# What is needed:
Copy every line of the data exactly, leaving nothing out.

Figure content listings
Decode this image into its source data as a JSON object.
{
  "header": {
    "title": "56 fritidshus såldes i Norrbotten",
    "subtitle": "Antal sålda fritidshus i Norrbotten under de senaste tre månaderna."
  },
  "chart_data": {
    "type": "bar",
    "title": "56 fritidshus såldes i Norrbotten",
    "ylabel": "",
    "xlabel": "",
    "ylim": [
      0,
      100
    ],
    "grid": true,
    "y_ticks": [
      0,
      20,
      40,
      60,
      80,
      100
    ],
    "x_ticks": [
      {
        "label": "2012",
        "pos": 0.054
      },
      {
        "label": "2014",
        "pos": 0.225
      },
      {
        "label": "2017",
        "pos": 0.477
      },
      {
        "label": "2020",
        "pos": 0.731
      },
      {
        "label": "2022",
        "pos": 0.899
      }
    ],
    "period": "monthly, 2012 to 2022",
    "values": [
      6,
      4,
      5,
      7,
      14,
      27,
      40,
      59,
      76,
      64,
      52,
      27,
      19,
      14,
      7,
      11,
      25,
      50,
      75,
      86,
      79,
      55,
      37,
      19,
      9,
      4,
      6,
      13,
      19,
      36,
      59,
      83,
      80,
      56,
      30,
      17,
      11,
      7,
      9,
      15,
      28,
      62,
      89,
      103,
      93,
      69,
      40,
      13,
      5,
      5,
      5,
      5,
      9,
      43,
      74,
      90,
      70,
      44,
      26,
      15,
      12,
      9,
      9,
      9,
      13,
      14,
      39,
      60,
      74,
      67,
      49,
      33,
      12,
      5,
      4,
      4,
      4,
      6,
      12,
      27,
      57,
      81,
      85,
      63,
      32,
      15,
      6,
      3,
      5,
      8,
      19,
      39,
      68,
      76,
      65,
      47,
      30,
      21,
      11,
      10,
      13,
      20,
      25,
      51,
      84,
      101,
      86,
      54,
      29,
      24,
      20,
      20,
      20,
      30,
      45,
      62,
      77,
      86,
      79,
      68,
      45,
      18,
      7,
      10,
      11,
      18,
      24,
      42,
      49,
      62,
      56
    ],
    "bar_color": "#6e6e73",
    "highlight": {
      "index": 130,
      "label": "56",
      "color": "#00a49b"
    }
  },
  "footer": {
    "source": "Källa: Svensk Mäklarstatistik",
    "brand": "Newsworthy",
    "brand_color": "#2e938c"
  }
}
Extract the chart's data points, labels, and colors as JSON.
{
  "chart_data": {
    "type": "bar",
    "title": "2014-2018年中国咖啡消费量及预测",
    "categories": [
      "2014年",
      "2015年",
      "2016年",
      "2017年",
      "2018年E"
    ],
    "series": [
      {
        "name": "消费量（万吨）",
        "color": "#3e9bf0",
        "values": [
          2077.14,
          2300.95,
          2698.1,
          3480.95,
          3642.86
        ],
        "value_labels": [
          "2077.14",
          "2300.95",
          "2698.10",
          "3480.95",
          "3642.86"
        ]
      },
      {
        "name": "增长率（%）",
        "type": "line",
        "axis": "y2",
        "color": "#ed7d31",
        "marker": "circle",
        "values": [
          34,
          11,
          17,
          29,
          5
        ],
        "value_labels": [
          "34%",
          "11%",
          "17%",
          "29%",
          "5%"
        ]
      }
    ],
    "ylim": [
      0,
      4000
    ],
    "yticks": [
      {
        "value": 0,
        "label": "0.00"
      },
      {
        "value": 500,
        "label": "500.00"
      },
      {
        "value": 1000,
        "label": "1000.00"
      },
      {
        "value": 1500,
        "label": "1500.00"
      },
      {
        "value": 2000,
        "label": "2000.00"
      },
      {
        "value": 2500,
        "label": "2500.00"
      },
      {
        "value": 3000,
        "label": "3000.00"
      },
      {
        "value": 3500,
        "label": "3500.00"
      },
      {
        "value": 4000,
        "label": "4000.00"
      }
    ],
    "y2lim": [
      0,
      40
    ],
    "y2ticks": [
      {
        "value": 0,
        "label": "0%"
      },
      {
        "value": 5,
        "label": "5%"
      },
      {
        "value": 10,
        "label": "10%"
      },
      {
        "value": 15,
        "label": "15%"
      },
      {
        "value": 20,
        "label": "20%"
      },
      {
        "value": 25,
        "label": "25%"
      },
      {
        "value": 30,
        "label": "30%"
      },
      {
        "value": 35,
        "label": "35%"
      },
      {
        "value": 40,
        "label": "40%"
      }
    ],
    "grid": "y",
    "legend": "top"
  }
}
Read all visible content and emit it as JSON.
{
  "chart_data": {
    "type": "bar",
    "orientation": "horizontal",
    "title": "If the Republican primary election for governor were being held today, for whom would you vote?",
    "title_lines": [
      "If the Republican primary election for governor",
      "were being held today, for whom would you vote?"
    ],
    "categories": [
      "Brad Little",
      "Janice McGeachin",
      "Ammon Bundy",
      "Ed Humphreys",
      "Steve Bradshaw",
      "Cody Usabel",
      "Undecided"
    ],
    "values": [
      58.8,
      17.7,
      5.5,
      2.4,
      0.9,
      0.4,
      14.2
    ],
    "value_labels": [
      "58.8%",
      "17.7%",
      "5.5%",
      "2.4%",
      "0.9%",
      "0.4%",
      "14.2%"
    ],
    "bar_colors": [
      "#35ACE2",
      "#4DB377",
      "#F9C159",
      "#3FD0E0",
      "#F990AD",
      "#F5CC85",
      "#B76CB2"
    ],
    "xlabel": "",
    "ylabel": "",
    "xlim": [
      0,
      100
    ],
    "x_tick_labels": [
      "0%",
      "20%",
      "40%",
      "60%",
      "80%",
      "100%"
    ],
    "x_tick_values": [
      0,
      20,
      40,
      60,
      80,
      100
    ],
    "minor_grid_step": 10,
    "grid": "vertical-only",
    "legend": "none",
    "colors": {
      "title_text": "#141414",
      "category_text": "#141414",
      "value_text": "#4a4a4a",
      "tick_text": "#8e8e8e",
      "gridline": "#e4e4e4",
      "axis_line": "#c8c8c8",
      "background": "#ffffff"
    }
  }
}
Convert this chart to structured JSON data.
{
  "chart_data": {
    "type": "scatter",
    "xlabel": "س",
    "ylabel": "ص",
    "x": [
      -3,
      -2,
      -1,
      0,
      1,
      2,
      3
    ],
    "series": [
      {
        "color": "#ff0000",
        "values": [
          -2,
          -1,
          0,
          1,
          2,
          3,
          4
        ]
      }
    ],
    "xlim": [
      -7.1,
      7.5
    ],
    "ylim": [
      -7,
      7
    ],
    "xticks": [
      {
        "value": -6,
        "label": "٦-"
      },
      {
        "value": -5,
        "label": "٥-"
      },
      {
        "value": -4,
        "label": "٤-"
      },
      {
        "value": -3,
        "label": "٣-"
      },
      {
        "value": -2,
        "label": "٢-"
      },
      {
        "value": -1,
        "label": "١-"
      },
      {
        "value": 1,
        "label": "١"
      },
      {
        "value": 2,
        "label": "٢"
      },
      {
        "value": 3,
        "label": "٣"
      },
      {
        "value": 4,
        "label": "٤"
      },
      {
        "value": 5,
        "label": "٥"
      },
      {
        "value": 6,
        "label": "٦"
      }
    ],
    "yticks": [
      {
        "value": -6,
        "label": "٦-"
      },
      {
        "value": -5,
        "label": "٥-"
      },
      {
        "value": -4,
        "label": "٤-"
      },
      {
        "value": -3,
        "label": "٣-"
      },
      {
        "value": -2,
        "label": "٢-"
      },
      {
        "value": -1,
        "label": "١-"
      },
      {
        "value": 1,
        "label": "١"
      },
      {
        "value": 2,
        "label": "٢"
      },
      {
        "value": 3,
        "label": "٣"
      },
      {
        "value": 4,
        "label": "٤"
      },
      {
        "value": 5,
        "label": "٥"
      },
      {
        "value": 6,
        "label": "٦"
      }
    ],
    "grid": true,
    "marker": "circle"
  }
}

# Task solution:
Decode this image into its source data as a JSON object.
{
  "header": {
    "title": "56 fritidshus såldes i Norrbotten",
    "subtitle": "Antal sålda fritidshus i Norrbotten under de senaste tre månaderna."
  },
  "chart_data": {
    "type": "bar",
    "title": "56 fritidshus såldes i Norrbotten",
    "ylabel": "",
    "xlabel": "",
    "ylim": [
      0,
      100
    ],
    "grid": true,
    "y_ticks": [
      0,
      20,
      40,
      60,
      80,
      100
    ],
    "x_ticks": [
      {
        "label": "2012",
        "pos": 0.054
      },
      {
        "label": "2014",
        "pos": 0.225
      },
      {
        "label": "2017",
        "pos": 0.477
      },
      {
        "label": "2020",
        "pos": 0.731
      },
      {
        "label": "2022",
        "pos": 0.899
      }
    ],
    "period": "monthly, 2012 to 2022",
    "values": [
      6,
      4,
      5,
      7,
      14,
      27,
      40,
      59,
      76,
      64,
      52,
      27,
      19,
      14,
      7,
      11,
      25,
      50,
      75,
      86,
      79,
      55,
      37,
      19,
      9,
      4,
      6,
      13,
      19,
      36,
      59,
      83,
      80,
      56,
      30,
      17,
      11,
      7,
      9,
      15,
      28,
      62,
      89,
      103,
      93,
      69,
      40,
      13,
      5,
      5,
      5,
      5,
      9,
      43,
      74,
      90,
      70,
      44,
      26,
      15,
      12,
      9,
      9,
      9,
      13,
      14,
      39,
      60,
      74,
      67,
      49,
      33,
      12,
      5,
      4,
      4,
      4,
      6,
      12,
      27,
      57,
      81,
      85,
      63,
      32,
      15,
      6,
      3,
      5,
      8,
      19,
      39,
      68,
      76,
      65,
      47,
      30,
      21,
      11,
      10,
      13,
      20,
      25,
      51,
      84,
      101,
      86,
      54,
      29,
      24,
      20,
      20,
      20,
      30,
      45,
      62,
      77,
      86,
      79,
      68,
      45,
      18,
      7,
      10,
      11,
      18,
      24,
      42,
      49,
      62,
      56
    ],
    "bar_color": "#6e6e73",
    "highlight": {
      "index": 130,
      "label": "56",
      "color": "#00a49b"
    }
  },
  "footer": {
    "source": "Källa: Svensk Mäklarstatistik",
    "brand": "Newsworthy",
    "brand_color": "#2e938c"
  }
}
Extract the chart's data points, labels, and colors as JSON.
{
  "chart_data": {
    "type": "bar",
    "title": "2014-2018年中国咖啡消费量及预测",
    "categories": [
      "2014年",
      "2015年",
      "2016年",
      "2017年",
      "2018年E"
    ],
    "series": [
      {
        "name": "消费量（万吨）",
        "color": "#3e9bf0",
        "values": [
          2077.14,
          2300.95,
          2698.1,
          3480.95,
          3642.86
        ],
        "value_labels": [
          "2077.14",
          "2300.95",
          "2698.10",
          "3480.95",
          "3642.86"
        ]
      },
      {
        "name": "增长率（%）",
        "type": "line",
        "axis": "y2",
        "color": "#ed7d31",
        "marker": "circle",
        "values": [
          34,
          11,
          17,
          29,
          5
        ],
        "value_labels": [
          "34%",
          "11%",
          "17%",
          "29%",
          "5%"
        ]
      }
    ],
    "ylim": [
      0,
      4000
    ],
    "yticks": [
      {
        "value": 0,
        "label": "0.00"
      },
      {
        "value": 500,
        "label": "500.00"
      },
      {
        "value": 1000,
        "label": "1000.00"
      },
      {
        "value": 1500,
        "label": "1500.00"
      },
      {
        "value": 2000,
        "label": "2000.00"
      },
      {
        "value": 2500,
        "label": "2500.00"
      },
      {
        "value": 3000,
        "label": "3000.00"
      },
      {
        "value": 3500,
        "label": "3500.00"
      },
      {
        "value": 4000,
        "label": "4000.00"
      }
    ],
    "y2lim": [
      0,
      40
    ],
    "y2ticks": [
      {
        "value": 0,
        "label": "0%"
      },
      {
        "value": 5,
        "label": "5%"
      },
      {
        "value": 10,
        "label": "10%"
      },
      {
        "value": 15,
        "label": "15%"
      },
      {
        "value": 20,
        "label": "20%"
      },
      {
        "value": 25,
        "label": "25%"
      },
      {
        "value": 30,
        "label": "30%"
      },
      {
        "value": 35,
        "label": "35%"
      },
      {
        "value": 40,
        "label": "40%"
      }
    ],
    "grid": "y",
    "legend": "top"
  }
}
Read all visible content and emit it as JSON.
{
  "chart_data": {
    "type": "bar",
    "orientation": "horizontal",
    "title": "If the Republican primary election for governor were being held today, for whom would you vote?",
    "title_lines": [
      "If the Republican primary election for governor",
      "were being held today, for whom would you vote?"
    ],
    "categories": [
      "Brad Little",
      "Janice McGeachin",
      "Ammon Bundy",
      "Ed Humphreys",
      "Steve Bradshaw",
      "Cody Usabel",
      "Undecided"
    ],
    "values": [
      58.8,
      17.7,
      5.5,
      2.4,
      0.9,
      0.4,
      14.2
    ],
    "value_labels": [
      "58.8%",
      "17.7%",
      "5.5%",
      "2.4%",
      "0.9%",
      "0.4%",
      "14.2%"
    ],
    "bar_colors": [
      "#35ACE2",
      "#4DB377",
      "#F9C159",
      "#3FD0E0",
      "#F990AD",
      "#F5CC85",
      "#B76CB2"
    ],
    "xlabel": "",
    "ylabel": "",
    "xlim": [
      0,
      100
    ],
    "x_tick_labels": [
      "0%",
      "20%",
      "40%",
      "60%",
      "80%",
      "100%"
    ],
    "x_tick_values": [
      0,
      20,
      40,
      60,
      80,
      100
    ],
    "minor_grid_step": 10,
    "grid": "vertical-only",
    "legend": "none",
    "colors": {
      "title_text": "#141414",
      "category_text": "#141414",
      "value_text": "#4a4a4a",
      "tick_text": "#8e8e8e",
      "gridline": "#e4e4e4",
      "axis_line": "#c8c8c8",
      "background": "#ffffff"
    }
  }
}
Convert this chart to structured JSON data.
{
  "chart_data": {
    "type": "scatter",
    "xlabel": "س",
    "ylabel": "ص",
    "x": [
      -3,
      -2,
      -1,
      0,
      1,
      2,
      3
    ],
    "series": [
      {
        "color": "#ff0000",
        "values": [
          -2,
          -1,
          0,
          1,
          2,
          3,
          4
        ]
      }
    ],
    "xlim": [
      -7.1,
      7.5
    ],
    "ylim": [
      -7,
      7
    ],
    "xticks": [
      {
        "value": -6,
        "label": "٦-"
      },
      {
        "value": -5,
        "label": "٥-"
      },
      {
        "value": -4,
        "label": "٤-"
      },
      {
        "value": -3,
        "label": "٣-"
      },
      {
        "value": -2,
        "label": "٢-"
      },
      {
        "value": -1,
        "label": "١-"
      },
      {
        "value": 1,
        "label": "١"
      },
      {
        "value": 2,
        "label": "٢"
      },
      {
        "value": 3,
        "label": "٣"
      },
      {
        "value": 4,
        "label": "٤"
      },
      {
        "value": 5,
        "label": "٥"
      },
      {
        "value": 6,
        "label": "٦"
      }
    ],
    "yticks": [
      {
        "value": -6,
        "label": "٦-"
      },
      {
        "value": -5,
        "label": "٥-"
      },
      {
        "value": -4,
        "label": "٤-"
      },
      {
        "value": -3,
        "label": "٣-"
      },
      {
        "value": -2,
        "label": "٢-"
      },
      {
        "value": -1,
        "label": "١-"
      },
      {
        "value": 1,
        "label": "١"
      },
      {
        "value": 2,
        "label": "٢"
      },
      {
        "value": 3,
        "label": "٣"
      },
      {
        "value": 4,
        "label": "٤"
      },
      {
        "value": 5,
        "label": "٥"
      },
      {
        "value": 6,
        "label": "٦"
      }
    ],
    "grid": true,
    "marker": "circle"
  }
}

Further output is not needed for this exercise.